§ **Aim**: Find each line that has the string "screenshot" and give the total, with nothing else.

§ **Input material**:
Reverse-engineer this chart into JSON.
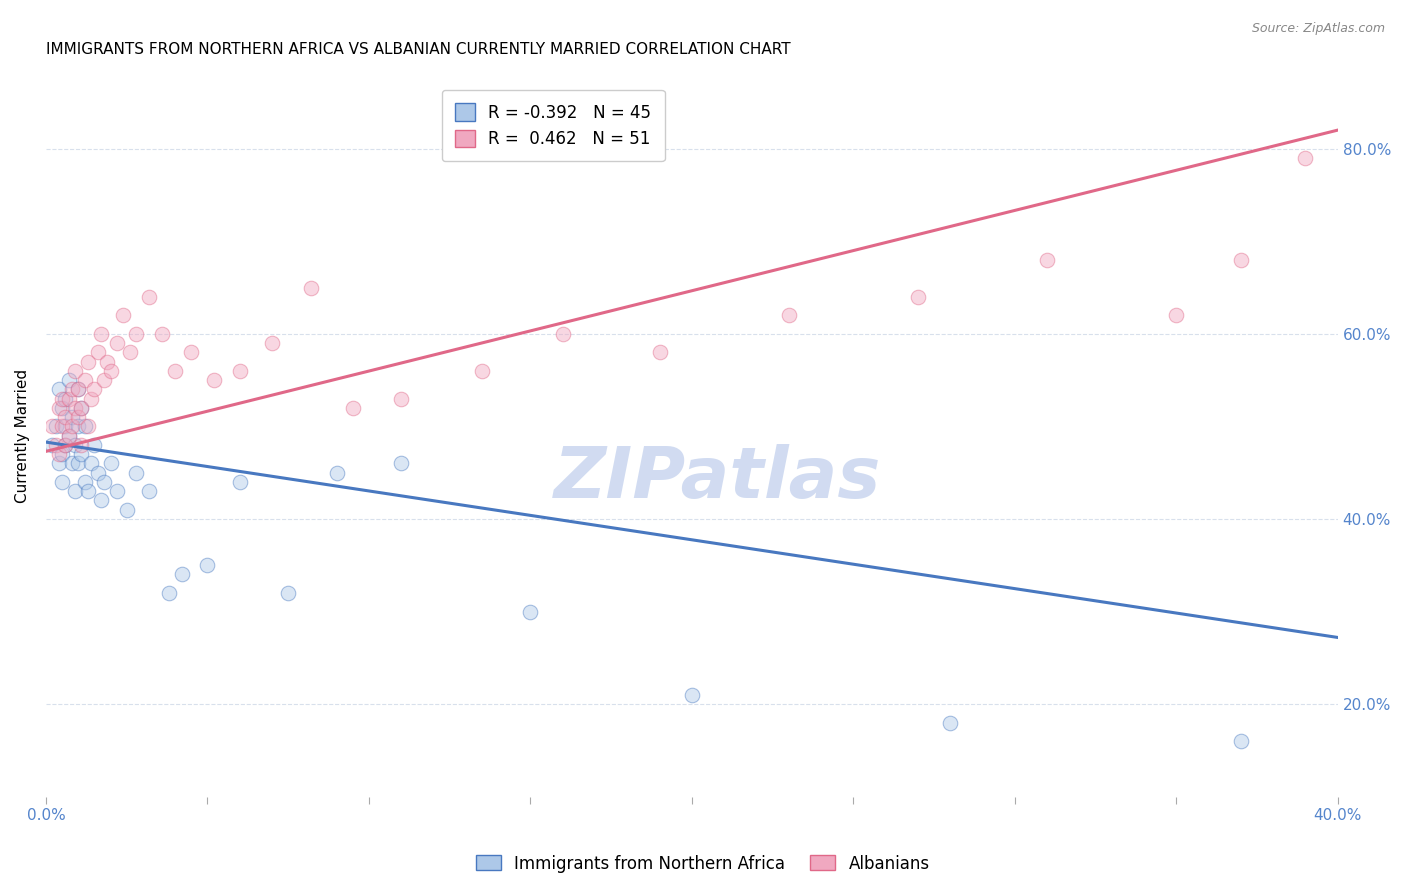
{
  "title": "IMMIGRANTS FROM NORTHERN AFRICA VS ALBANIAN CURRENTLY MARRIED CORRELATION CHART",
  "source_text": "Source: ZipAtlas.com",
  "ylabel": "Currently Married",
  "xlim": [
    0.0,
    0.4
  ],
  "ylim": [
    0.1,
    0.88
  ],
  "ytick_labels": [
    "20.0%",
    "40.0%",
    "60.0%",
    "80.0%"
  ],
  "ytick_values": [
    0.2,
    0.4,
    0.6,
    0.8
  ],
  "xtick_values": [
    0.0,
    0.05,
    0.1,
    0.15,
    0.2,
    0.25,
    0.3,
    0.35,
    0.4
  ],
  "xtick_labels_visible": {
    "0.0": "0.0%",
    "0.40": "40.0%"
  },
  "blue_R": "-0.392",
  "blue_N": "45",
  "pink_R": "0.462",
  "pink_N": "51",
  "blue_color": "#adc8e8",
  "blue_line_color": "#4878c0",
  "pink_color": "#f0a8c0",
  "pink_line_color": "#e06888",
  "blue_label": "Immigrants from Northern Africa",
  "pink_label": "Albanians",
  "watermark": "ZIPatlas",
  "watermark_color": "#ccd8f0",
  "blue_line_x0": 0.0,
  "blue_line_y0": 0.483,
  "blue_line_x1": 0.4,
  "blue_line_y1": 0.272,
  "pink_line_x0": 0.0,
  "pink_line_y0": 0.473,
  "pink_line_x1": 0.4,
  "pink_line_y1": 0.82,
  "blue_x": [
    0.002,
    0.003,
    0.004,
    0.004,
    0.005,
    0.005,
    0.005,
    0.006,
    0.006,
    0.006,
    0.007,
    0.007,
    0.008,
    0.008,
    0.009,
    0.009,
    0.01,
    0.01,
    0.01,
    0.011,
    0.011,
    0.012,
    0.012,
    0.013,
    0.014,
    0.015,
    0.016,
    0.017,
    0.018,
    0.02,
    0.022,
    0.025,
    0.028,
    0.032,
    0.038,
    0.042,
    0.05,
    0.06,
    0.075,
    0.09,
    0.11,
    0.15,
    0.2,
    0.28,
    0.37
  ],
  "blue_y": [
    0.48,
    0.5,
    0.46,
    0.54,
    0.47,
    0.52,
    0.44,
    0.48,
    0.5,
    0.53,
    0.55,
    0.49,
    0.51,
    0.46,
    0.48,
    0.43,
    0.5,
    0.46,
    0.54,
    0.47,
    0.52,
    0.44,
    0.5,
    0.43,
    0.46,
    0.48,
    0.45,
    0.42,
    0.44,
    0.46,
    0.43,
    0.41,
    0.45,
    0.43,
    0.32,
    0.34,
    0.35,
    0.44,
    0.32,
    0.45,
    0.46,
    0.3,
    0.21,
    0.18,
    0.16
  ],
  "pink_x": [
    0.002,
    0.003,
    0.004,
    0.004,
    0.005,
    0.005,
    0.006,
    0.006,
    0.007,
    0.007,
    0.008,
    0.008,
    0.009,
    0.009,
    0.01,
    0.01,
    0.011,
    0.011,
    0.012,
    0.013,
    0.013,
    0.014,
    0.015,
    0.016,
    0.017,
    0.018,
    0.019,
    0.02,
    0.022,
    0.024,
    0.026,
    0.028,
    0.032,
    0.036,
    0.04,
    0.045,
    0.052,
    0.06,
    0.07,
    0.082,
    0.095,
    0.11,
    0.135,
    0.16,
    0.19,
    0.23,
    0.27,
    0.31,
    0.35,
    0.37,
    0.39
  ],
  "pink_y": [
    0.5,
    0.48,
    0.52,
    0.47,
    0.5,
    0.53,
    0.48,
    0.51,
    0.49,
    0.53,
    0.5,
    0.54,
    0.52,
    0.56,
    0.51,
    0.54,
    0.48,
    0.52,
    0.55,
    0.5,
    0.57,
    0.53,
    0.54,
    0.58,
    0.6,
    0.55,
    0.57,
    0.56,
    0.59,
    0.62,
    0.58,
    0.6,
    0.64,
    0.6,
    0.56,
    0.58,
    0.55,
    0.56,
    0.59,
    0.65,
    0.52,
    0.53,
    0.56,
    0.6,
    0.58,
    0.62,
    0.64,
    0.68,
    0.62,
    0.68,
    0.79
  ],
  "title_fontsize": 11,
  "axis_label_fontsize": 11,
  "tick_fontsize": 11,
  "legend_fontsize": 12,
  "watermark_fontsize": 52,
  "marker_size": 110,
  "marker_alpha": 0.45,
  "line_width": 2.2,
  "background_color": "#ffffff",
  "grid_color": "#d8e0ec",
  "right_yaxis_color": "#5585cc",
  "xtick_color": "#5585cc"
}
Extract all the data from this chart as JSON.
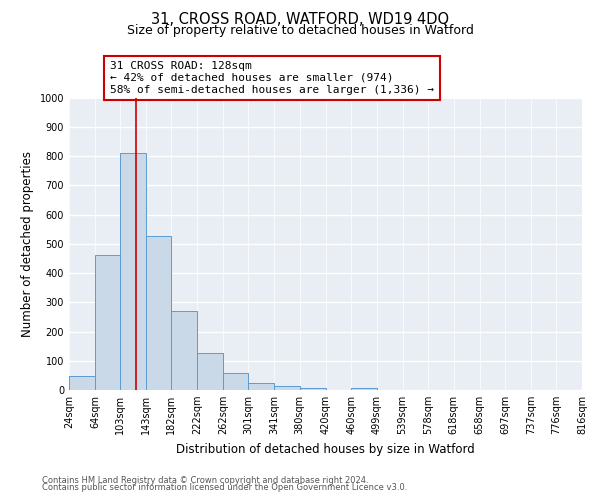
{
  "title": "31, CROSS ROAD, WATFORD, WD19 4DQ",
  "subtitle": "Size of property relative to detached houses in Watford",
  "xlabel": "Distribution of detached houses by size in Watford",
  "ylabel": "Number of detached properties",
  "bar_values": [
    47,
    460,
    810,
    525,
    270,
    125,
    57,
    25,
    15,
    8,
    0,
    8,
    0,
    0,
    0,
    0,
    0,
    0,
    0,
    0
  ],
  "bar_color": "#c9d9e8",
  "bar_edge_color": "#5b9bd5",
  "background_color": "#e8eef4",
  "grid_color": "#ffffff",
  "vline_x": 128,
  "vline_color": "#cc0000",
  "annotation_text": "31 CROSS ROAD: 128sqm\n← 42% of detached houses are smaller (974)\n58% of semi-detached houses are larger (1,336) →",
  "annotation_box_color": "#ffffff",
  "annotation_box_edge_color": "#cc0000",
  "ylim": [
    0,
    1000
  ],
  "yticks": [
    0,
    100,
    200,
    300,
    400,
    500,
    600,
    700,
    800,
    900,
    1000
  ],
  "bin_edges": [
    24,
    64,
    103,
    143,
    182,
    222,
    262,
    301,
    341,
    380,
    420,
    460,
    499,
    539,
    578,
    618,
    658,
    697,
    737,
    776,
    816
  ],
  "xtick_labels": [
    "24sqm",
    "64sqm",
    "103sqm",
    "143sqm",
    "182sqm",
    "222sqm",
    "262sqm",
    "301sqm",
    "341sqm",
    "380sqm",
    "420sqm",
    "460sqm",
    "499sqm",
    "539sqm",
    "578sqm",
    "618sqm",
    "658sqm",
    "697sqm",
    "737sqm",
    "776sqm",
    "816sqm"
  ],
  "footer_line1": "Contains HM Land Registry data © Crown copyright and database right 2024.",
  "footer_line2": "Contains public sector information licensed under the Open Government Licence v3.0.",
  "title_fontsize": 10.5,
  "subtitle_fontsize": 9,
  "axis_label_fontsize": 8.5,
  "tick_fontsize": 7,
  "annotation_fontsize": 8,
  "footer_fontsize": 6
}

...

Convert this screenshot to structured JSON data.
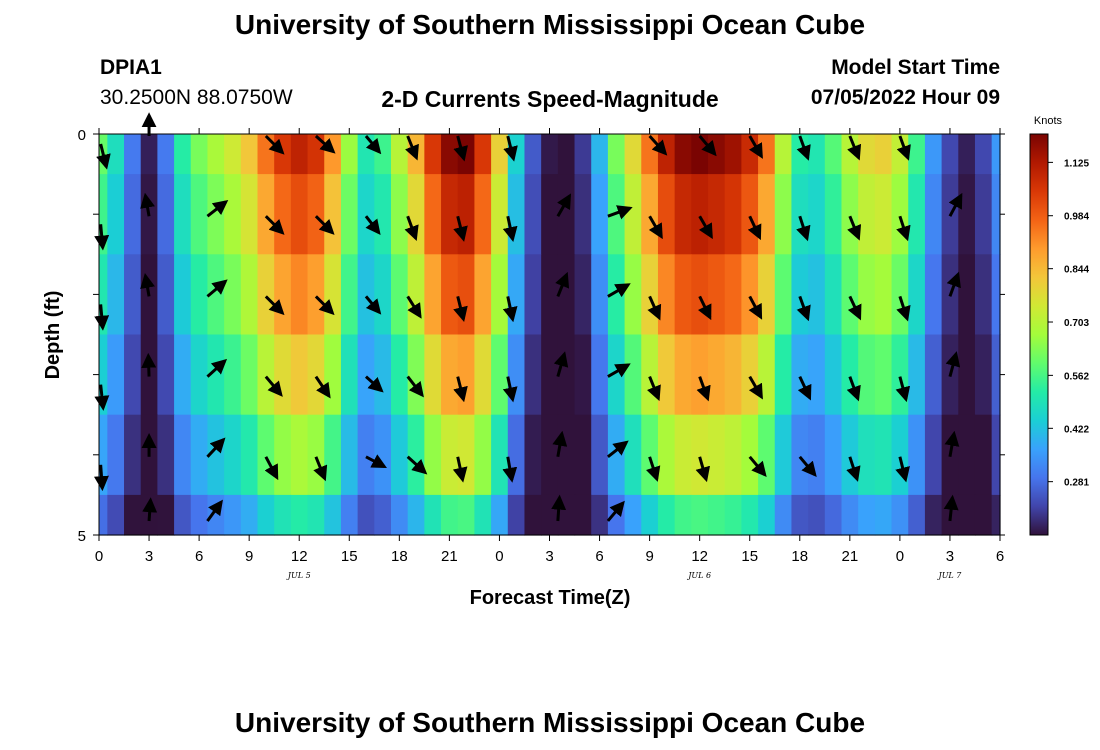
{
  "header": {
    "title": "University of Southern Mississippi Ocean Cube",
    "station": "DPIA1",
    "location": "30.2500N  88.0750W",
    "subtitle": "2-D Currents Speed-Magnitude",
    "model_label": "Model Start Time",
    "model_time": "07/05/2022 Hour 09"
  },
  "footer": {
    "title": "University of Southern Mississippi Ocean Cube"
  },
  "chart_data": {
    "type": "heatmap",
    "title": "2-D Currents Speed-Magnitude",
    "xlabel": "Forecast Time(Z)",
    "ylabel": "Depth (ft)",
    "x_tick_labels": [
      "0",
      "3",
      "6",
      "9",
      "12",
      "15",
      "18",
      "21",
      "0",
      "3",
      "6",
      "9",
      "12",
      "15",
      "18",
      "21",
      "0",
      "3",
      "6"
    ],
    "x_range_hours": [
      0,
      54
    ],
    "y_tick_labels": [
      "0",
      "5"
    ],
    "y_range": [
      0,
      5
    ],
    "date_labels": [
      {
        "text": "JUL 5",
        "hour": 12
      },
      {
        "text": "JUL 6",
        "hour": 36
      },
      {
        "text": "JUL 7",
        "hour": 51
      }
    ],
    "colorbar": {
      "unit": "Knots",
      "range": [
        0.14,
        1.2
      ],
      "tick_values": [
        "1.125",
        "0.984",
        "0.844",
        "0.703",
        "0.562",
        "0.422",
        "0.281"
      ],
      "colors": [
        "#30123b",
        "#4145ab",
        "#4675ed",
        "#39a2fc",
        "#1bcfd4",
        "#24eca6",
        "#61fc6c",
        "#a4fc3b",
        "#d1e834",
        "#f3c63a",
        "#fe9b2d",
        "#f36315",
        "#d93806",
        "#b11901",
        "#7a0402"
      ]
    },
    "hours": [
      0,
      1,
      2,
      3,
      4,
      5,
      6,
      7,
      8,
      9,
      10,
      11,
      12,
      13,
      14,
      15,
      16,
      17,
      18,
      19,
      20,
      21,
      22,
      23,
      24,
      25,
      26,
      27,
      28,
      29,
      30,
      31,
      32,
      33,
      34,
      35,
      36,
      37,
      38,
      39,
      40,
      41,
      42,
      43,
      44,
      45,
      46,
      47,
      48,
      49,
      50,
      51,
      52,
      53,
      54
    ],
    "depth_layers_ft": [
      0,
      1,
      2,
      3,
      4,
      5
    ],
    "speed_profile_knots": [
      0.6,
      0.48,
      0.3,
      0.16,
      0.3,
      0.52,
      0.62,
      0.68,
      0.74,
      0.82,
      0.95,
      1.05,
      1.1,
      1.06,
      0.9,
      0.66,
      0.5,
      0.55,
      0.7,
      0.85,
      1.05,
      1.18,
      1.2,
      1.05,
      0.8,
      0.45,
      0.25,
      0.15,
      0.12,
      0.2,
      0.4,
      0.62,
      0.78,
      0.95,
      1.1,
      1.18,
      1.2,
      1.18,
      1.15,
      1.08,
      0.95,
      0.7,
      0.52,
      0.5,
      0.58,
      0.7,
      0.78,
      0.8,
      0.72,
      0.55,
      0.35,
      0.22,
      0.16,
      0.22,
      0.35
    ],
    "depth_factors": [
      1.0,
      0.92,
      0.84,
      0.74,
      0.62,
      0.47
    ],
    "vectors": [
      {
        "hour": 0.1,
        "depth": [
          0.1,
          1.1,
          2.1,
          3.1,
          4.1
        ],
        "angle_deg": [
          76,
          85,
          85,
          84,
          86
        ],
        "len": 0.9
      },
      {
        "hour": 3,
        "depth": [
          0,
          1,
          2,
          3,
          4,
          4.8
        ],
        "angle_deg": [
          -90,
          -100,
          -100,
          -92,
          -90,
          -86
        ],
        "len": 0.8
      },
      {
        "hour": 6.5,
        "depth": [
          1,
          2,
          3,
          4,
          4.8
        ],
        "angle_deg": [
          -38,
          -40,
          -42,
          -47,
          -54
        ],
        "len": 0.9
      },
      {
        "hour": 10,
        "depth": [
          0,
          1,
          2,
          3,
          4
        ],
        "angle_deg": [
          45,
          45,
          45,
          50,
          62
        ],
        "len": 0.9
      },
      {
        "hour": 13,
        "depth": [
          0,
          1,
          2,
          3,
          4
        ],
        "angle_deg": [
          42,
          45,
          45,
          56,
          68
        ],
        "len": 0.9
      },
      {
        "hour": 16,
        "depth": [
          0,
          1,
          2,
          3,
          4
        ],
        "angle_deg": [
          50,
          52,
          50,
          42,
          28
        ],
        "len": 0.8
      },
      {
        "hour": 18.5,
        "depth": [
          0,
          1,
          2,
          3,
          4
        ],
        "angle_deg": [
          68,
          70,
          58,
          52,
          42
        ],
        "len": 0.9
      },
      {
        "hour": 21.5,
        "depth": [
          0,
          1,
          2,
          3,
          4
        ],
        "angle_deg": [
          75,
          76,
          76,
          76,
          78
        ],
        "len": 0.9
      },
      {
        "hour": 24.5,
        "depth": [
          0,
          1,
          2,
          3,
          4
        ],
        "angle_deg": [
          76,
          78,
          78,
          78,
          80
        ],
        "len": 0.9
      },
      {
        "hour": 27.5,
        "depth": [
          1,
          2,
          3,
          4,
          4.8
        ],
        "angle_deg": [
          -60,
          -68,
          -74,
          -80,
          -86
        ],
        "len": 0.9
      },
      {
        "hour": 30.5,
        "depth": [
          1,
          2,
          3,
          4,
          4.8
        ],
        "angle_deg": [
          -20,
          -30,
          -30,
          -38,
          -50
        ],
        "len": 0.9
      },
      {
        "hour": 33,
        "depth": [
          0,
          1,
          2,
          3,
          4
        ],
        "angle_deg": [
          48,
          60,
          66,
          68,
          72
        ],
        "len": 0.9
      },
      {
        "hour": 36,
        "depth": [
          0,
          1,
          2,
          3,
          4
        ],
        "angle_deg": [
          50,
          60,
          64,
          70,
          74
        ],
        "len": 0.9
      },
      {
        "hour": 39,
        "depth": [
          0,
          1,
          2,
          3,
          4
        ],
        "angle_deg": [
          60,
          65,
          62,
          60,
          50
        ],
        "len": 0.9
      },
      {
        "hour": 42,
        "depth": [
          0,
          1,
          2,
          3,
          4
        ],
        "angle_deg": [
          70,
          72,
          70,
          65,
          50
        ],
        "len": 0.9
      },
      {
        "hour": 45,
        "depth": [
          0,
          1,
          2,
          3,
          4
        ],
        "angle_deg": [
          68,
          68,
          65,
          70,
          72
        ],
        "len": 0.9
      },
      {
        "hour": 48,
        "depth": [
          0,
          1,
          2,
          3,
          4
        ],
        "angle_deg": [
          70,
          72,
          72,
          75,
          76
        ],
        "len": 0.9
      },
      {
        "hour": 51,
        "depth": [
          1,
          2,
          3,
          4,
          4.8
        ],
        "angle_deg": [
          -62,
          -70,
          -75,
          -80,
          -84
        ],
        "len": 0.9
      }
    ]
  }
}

---

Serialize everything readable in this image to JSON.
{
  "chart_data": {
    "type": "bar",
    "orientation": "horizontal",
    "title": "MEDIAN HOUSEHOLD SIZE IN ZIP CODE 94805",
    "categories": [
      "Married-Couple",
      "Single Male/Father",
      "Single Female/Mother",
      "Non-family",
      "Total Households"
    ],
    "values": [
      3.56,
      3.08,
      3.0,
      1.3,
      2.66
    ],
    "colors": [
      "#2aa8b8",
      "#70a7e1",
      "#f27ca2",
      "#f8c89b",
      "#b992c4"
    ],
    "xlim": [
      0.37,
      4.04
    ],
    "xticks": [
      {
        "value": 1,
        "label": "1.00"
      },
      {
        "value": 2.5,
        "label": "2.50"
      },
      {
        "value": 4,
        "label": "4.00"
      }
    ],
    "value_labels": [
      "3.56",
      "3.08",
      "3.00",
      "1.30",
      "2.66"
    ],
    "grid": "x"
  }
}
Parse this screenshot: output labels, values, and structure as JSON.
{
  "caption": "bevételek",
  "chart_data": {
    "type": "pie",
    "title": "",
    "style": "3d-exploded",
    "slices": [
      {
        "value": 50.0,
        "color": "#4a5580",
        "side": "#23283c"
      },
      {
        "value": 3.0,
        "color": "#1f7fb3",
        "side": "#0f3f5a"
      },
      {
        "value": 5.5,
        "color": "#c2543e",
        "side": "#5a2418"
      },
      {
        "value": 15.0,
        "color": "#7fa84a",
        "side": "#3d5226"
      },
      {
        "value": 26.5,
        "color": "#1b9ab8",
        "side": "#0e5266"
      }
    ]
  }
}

§ **Written reply**: 2